Extracted data entries:
-- begin --
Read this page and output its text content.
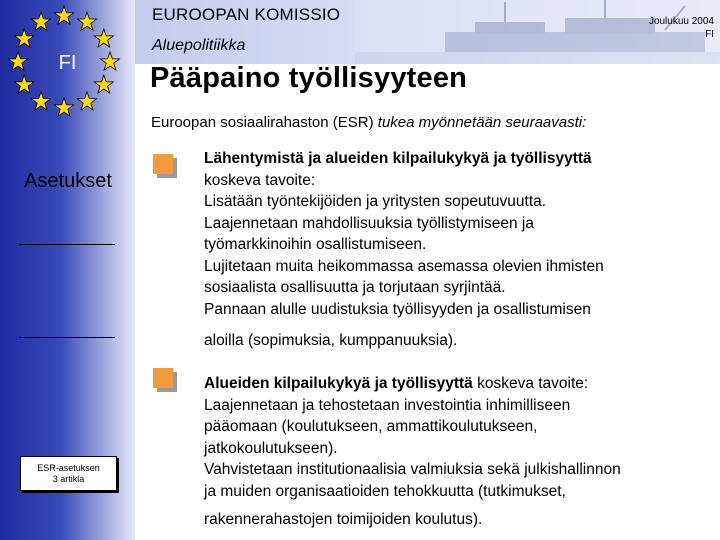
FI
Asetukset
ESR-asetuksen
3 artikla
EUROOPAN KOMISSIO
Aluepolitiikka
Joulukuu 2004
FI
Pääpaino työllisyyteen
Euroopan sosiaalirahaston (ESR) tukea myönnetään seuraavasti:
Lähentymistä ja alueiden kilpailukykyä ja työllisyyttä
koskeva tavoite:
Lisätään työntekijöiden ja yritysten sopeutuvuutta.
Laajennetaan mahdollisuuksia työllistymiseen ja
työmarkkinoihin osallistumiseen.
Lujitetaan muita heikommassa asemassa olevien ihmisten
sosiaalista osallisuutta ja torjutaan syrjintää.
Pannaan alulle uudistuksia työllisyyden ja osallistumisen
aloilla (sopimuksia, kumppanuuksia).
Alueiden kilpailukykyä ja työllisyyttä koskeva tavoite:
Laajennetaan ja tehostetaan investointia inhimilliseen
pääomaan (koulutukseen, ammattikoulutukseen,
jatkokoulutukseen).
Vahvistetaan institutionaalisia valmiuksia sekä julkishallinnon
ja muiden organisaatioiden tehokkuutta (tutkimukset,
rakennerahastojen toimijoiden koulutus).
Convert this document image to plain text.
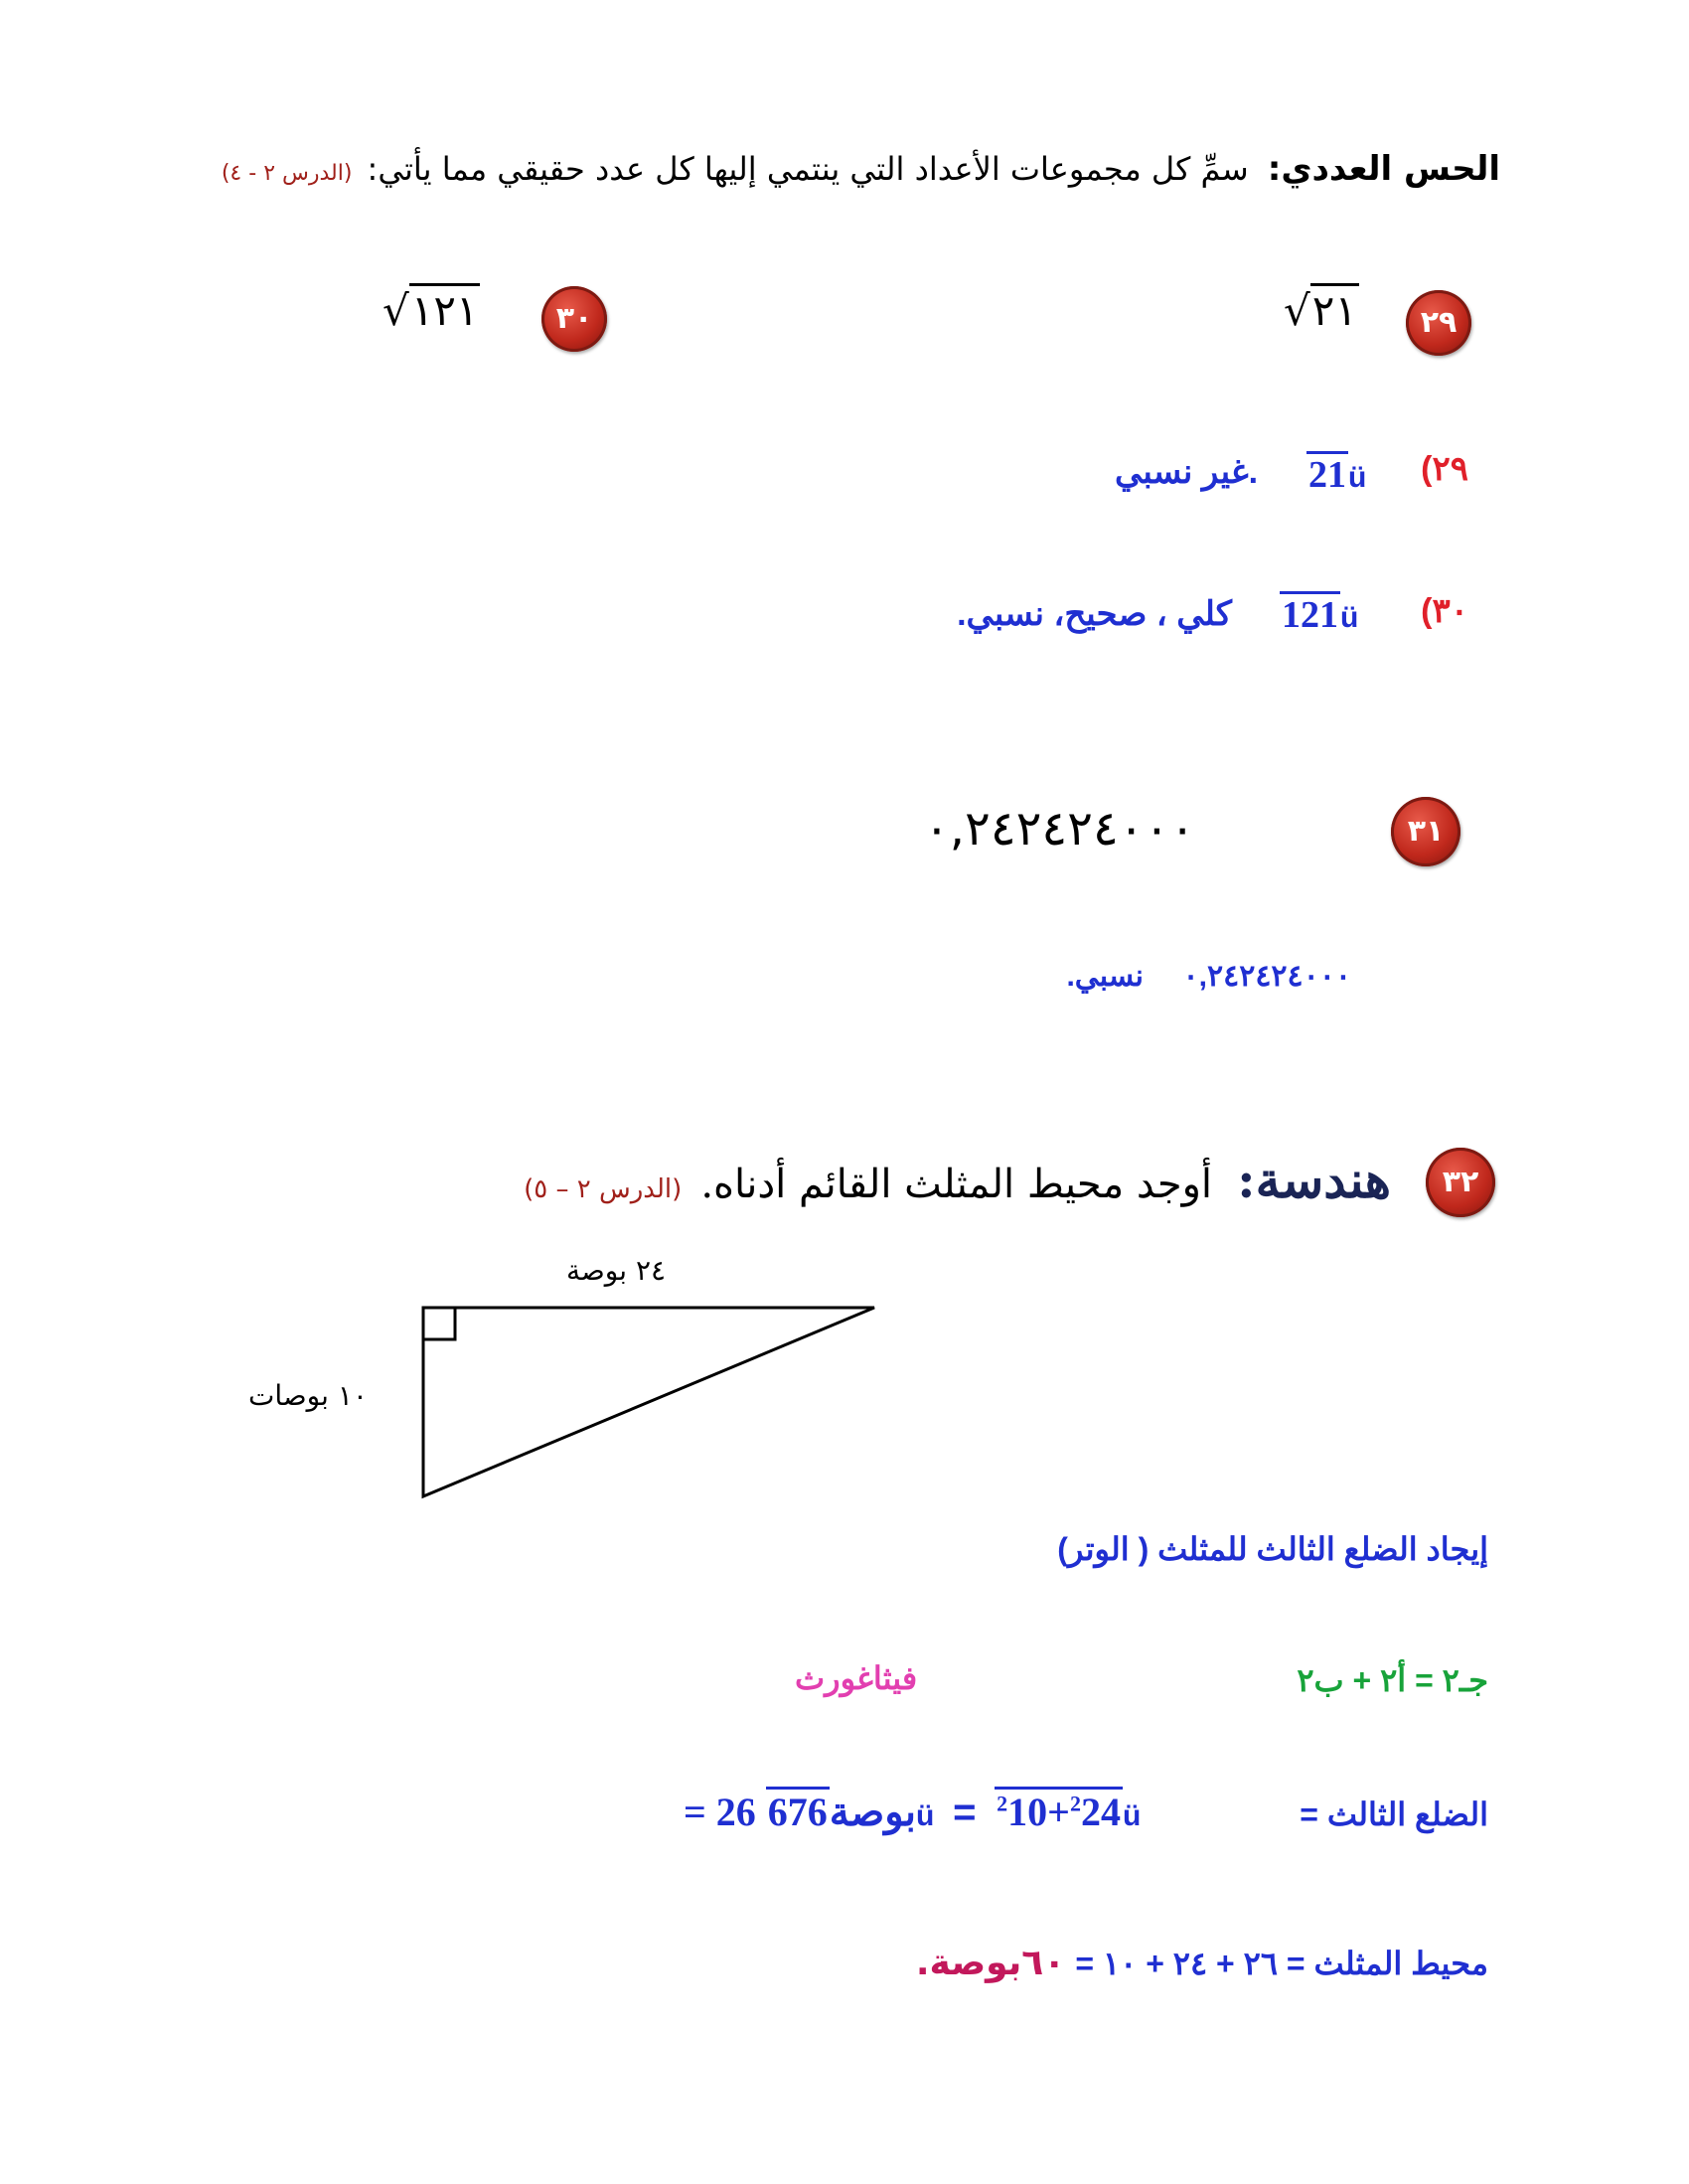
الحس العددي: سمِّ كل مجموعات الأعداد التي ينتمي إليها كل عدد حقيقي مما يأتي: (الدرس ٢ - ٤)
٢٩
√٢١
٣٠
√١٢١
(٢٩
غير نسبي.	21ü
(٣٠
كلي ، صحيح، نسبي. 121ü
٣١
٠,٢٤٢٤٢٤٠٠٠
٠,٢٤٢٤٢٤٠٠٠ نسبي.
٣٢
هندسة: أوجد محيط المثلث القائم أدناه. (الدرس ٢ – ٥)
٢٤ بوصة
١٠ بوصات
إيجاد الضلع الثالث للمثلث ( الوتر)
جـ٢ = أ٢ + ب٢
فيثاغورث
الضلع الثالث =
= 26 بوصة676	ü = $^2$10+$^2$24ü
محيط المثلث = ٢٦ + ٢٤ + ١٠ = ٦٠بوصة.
-- end --
-- begin --
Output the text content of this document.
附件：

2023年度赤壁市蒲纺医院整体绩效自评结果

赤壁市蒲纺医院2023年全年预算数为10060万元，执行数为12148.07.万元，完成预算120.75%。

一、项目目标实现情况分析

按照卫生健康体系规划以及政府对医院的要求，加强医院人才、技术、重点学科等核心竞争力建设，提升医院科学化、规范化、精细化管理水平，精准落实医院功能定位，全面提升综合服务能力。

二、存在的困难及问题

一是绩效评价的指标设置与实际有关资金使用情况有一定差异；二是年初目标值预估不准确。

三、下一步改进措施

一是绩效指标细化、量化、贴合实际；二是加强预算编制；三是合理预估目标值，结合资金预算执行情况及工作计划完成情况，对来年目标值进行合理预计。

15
-- end --
EXERCISE: List every line above that contains the word "الدرس".

EXERCISE RESPONSE:
الحس العددي: سمِّ كل مجموعات الأعداد التي ينتمي إليها كل عدد حقيقي مما يأتي: (الدرس ٢ - ٤)
هندسة: أوجد محيط المثلث القائم أدناه. (الدرس ٢ – ٥)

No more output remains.